(Dataset items)
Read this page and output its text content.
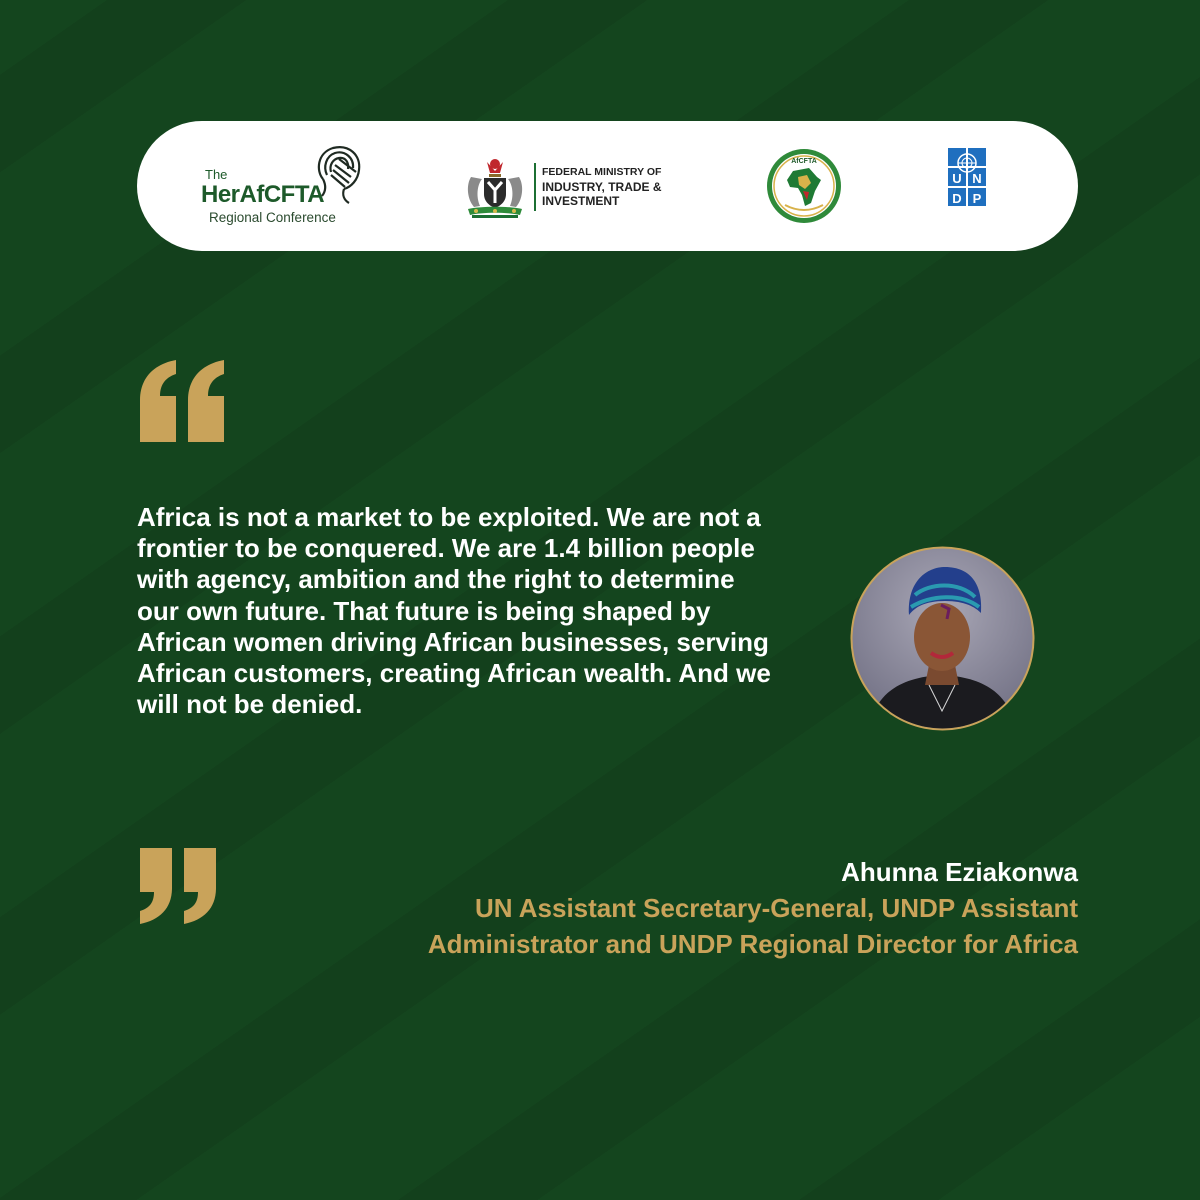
The
HerAfCFTA
Regional Conference
FEDERAL MINISTRY OF
INDUSTRY, TRADE &
INVESTMENT
AfCFTA
U N
D P

Africa is not a market to be exploited. We are not a frontier to be conquered. We are 1.4 billion people with agency, ambition and the right to determine our own future. That future is being shaped by African women driving African businesses, serving African customers, creating African wealth. And we will not be denied.

Ahunna Eziakonwa
UN Assistant Secretary-General, UNDP Assistant
Administrator and UNDP Regional Director for Africa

Given exercise: Repeat the material above verbatim. Leave the pictures behind.

Solution to the problem:
Read this page and output its text content.
The
HerAfCFTA
Regional Conference
FEDERAL MINISTRY OF
INDUSTRY, TRADE &
INVESTMENT
AfCFTA
U N
D P

Africa is not a market to be exploited. We are not a frontier to be conquered. We are 1.4 billion people with agency, ambition and the right to determine our own future. That future is being shaped by African women driving African businesses, serving African customers, creating African wealth. And we will not be denied.

Ahunna Eziakonwa
UN Assistant Secretary-General, UNDP Assistant
Administrator and UNDP Regional Director for Africa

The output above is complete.